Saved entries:

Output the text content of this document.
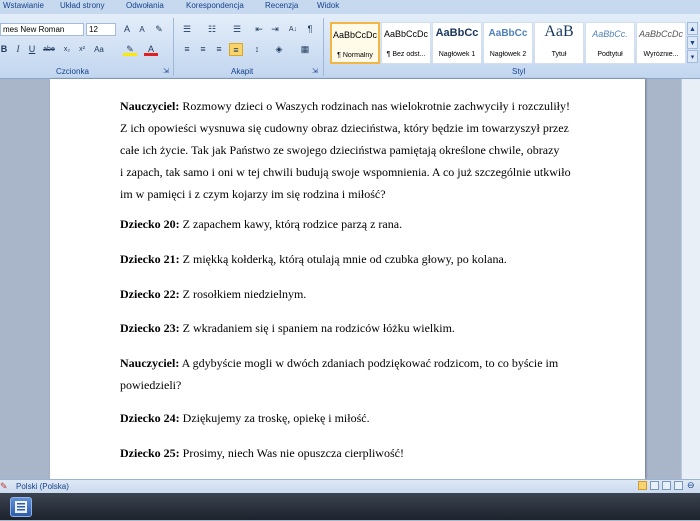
Wstawianie Układ strony	Odwołania	Korespondencja	Recenzja Widok
mes New Roman	12	A	A	✎
B	I	U	abe	x₂	x²	Aa	✎	A
Czcionka	⇲
☰	☷	☰	⇤ ⇥	A↓	¶
≡	≡	≡	≡	↕	◈	▦
Akapit	⇲
AaBbCcDc
¶ Normalny
AaBbCcDc
¶ Bez odst...
AaBbCc
Nagłówek 1
AaBbCc
Nagłówek 2
AaB
Tytuł
AaBbCc.
Podtytuł
AaBbCcDc
Wyróżnie...
▲
▼
▾
Styl
Nauczyciel: Rozmowy dzieci o Waszych rodzinach nas wielokrotnie zachwyciły i rozczuliły!
Z ich opowieści wysnuwa się cudowny obraz dzieciństwa, który będzie im towarzyszył przez
całe ich życie. Tak jak Państwo ze swojego dzieciństwa pamiętają określone chwile, obrazy
i zapach, tak samo i oni w tej chwili budują swoje wspomnienia. A co już szczególnie utkwiło
im w pamięci i z czym kojarzy im się rodzina i miłość?
Dziecko 20: Z zapachem kawy, którą rodzice parzą z rana.
Dziecko 21: Z miękką kołderką, którą otulają mnie od czubka głowy, po kolana.
Dziecko 22: Z rosołkiem niedzielnym.
Dziecko 23: Z wkradaniem się i spaniem na rodziców łóżku wielkim.
Nauczyciel: A gdybyście mogli w dwóch zdaniach podziękować rodzicom, to co byście im
powiedzieli?
Dziecko 24: Dziękujemy za troskę, opiekę i miłość.
Dziecko 25: Prosimy, niech Was nie opuszcza cierpliwość!
✎ Polski (Polska)	⊖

STATED EXERCISE —
Reproduce the full listing above verbatim, with no pictures included.

THE OUTPUT —
Output the text content of this document.
Wstawianie Układ strony	Odwołania	Korespondencja	Recenzja Widok
mes New Roman	12	A	A	✎
B	I	U	abe	x₂	x²	Aa	✎	A
Czcionka	⇲
☰	☷	☰	⇤ ⇥	A↓	¶
≡	≡	≡	≡	↕	◈	▦
Akapit	⇲
AaBbCcDc
¶ Normalny
AaBbCcDc
¶ Bez odst...
AaBbCc
Nagłówek 1
AaBbCc
Nagłówek 2
AaB
Tytuł
AaBbCc.
Podtytuł
AaBbCcDc
Wyróżnie...
▲
▼
▾
Styl
Nauczyciel: Rozmowy dzieci o Waszych rodzinach nas wielokrotnie zachwyciły i rozczuliły!
Z ich opowieści wysnuwa się cudowny obraz dzieciństwa, który będzie im towarzyszył przez
całe ich życie. Tak jak Państwo ze swojego dzieciństwa pamiętają określone chwile, obrazy
i zapach, tak samo i oni w tej chwili budują swoje wspomnienia. A co już szczególnie utkwiło
im w pamięci i z czym kojarzy im się rodzina i miłość?
Dziecko 20: Z zapachem kawy, którą rodzice parzą z rana.
Dziecko 21: Z miękką kołderką, którą otulają mnie od czubka głowy, po kolana.
Dziecko 22: Z rosołkiem niedzielnym.
Dziecko 23: Z wkradaniem się i spaniem na rodziców łóżku wielkim.
Nauczyciel: A gdybyście mogli w dwóch zdaniach podziękować rodzicom, to co byście im
powiedzieli?
Dziecko 24: Dziękujemy za troskę, opiekę i miłość.
Dziecko 25: Prosimy, niech Was nie opuszcza cierpliwość!
✎ Polski (Polska)	⊖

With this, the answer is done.